Vorgegebener Text:

══════

Welche Rolle spielt die Umschlagshäufigkeit für die Lagerhaltung?
Die Umschlagshäufigkeit (engl. Inventory Turnover) ist eine der zentralen Kennzahlen in der Logistik und Materialwirtschaft. Sie gibt an, wie oft der durchschnittliche Lagerbestand eines Artikels oder des gesamten Lagers innerhalb einer bestimmten Periode (meist ein Jahr) komplett verbraucht bzw. verkauft und wieder ersetzt wurde.
Ihre Rolle für die Lagerhaltung lässt sich in fünf wesentliche Bereiche unterteilen:
1. Senkung der Kapitalbindung und Erhöhung der Liquidität
Dies ist der wichtigste betriebswirtschaftliche Aspekt.
- Hohe Umschlagshäufigkeit: Die Waren bleiben nur kurz im Lager. Das darin investierte Kapital wird schnell wieder zu flüssigen Mitteln (Cash), die für andere Investitionen oder zur Begleichung von Rechnungen genutzt werden können.
- Niedrige Umschlagshäufigkeit: Das Kapital ist langfristig in den Waren "gefangen" (totes Kapital), was die Liquidität des Unternehmens belastet.

══════

Aufgaben:
a: Entnehmen Sie dem Text zur Umschlagshäufigkeit wörtlich den Abschnitt von „Die Umschlagshäufigkeit (engl.“ bis einschließlich „wichtigste betriebswirtschaftliche Aspekt.“.
b: Prüfen Sie, ob die folgenden Aussagen mit dem Text zur Umschlagshäufigkeit übereinstimmen, und belegen Sie jede Entscheidung mit einem wörtlichen Zitat: (i) Die Umschlagshäufigkeit bezieht sich meist auf den Zeitraum eines Jahres. (ii) Bei niedriger Umschlagshäufigkeit bleiben die Waren nur kurz im Lager. (iii) Die Rolle der Umschlagshäufigkeit für die Lagerhaltung wird in fünf Bereiche unterteilt.

══════

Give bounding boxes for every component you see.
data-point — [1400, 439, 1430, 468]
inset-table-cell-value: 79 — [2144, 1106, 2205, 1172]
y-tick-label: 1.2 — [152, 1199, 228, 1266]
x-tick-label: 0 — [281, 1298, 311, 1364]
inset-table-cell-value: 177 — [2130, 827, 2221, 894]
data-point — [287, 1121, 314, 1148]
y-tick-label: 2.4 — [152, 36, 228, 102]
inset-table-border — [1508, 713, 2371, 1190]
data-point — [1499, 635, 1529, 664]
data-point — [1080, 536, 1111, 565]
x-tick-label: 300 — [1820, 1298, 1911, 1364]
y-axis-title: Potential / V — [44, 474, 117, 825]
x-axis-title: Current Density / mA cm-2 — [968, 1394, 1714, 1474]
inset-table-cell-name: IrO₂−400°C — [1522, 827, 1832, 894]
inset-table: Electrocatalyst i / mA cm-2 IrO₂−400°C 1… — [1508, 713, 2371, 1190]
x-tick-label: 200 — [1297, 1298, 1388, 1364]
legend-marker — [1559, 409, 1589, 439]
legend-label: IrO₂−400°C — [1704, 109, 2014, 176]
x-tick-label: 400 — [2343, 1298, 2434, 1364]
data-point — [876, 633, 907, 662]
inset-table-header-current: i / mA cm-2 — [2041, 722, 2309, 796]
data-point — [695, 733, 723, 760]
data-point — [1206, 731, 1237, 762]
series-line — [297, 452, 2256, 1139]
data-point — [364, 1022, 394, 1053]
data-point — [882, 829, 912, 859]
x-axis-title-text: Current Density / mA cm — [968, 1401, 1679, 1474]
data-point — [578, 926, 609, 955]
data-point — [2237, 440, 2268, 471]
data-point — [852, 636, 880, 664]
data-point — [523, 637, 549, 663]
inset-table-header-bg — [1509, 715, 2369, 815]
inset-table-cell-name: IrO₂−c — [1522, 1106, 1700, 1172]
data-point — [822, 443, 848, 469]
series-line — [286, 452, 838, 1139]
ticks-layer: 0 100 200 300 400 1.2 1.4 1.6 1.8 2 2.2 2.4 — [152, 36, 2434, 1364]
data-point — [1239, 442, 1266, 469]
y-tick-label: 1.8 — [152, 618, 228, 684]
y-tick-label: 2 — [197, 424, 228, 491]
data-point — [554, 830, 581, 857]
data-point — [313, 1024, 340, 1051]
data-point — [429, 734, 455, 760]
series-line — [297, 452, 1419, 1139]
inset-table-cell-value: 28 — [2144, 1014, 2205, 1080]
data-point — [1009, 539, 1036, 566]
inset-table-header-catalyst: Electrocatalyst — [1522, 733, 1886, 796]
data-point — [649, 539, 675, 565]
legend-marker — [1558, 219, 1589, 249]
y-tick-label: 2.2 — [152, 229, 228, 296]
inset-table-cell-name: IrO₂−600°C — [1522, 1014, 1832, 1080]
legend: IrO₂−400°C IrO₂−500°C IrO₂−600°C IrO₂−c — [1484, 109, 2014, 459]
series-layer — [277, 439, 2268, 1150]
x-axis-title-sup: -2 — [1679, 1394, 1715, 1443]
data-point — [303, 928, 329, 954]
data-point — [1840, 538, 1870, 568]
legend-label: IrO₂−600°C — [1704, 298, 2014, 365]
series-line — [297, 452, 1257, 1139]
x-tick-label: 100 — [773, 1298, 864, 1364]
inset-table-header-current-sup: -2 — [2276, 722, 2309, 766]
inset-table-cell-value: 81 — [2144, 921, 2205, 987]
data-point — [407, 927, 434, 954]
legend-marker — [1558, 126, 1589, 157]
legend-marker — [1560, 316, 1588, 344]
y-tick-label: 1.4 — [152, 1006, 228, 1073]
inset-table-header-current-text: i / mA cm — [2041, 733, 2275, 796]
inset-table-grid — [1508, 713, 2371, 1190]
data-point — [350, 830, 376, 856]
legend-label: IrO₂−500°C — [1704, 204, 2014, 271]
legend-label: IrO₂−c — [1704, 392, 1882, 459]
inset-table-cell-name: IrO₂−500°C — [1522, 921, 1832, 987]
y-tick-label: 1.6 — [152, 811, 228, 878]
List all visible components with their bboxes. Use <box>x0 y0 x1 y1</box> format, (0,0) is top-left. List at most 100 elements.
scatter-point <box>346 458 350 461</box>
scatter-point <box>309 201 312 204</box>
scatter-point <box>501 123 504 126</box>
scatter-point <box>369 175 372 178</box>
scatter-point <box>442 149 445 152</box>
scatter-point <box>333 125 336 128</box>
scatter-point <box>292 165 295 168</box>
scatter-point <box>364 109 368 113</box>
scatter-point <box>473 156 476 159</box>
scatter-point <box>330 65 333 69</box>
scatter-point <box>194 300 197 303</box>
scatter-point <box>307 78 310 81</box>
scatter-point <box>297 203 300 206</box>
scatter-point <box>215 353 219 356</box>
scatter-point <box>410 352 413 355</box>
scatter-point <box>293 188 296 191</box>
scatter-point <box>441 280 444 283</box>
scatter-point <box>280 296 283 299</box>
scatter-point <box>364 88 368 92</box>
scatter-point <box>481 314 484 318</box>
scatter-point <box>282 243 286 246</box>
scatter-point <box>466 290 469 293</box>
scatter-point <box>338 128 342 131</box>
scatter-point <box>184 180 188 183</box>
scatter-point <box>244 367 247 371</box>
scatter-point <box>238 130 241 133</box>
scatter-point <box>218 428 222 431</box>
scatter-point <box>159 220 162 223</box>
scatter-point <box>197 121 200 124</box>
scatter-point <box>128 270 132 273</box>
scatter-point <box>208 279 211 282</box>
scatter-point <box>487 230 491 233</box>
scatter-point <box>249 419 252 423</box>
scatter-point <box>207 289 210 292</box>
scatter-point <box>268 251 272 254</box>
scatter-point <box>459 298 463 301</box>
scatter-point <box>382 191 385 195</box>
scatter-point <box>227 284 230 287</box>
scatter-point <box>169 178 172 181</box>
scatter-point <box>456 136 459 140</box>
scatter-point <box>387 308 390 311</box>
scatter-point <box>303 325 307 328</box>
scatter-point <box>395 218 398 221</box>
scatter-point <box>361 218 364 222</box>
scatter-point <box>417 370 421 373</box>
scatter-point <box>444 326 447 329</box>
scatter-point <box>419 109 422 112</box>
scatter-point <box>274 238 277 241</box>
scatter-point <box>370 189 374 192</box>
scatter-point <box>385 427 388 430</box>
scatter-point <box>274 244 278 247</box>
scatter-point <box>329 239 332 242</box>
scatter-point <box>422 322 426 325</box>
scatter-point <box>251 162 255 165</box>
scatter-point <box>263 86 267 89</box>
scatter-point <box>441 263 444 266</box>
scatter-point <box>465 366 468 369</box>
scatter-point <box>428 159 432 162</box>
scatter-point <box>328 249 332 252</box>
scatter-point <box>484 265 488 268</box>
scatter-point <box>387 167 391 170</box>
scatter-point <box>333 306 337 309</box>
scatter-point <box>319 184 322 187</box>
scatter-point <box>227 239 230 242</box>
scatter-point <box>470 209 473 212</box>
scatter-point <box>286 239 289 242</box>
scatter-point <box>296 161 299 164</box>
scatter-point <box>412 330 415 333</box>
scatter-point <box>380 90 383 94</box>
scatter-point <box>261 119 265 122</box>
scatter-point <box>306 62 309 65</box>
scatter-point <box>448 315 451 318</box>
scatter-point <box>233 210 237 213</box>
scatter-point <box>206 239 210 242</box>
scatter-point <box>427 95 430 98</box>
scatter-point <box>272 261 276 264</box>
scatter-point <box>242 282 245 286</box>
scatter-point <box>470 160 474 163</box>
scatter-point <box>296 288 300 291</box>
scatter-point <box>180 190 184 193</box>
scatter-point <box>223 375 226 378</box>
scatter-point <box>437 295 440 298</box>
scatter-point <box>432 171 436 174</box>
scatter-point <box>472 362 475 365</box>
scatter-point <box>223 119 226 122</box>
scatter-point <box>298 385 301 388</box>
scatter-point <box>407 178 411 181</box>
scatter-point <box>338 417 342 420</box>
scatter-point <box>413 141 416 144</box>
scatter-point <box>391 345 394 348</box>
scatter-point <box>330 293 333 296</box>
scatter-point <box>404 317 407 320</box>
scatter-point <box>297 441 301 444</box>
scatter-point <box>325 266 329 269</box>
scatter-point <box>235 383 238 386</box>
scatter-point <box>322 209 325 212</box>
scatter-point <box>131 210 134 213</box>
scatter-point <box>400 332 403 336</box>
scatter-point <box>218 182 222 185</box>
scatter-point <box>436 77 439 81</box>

══════

Lösungen:
a:
Die Umschlagshäufigkeit (engl. Inventory Turnover) ist eine der zentralen Kennzahlen in der Logistik und Materialwirtschaft. Sie gibt an, wie oft der durchschnittliche Lagerbestand eines Artikels oder des gesamten Lagers innerhalb einer bestimmten Periode (meist ein Jahr) komplett verbraucht bzw. verkauft und wieder ersetzt wurde.
Ihre Rolle für die Lagerhaltung lässt sich in fünf wesentliche Bereiche unterteilen:
1. Senkung der Kapitalbindung und Erhöhung der Liquidität
Dies ist der wichtigste betriebswirtschaftliche Aspekt.

b:
(i) Ja: „innerhalb einer bestimmten Periode (meist ein Jahr)“
(ii) Nein: „Hohe Umschlagshäufigkeit: Die Waren bleiben nur kurz im Lager.“
(iii) Ja: „Ihre Rolle für die Lagerhaltung lässt sich in fünf wesentliche Bereiche unterteilen“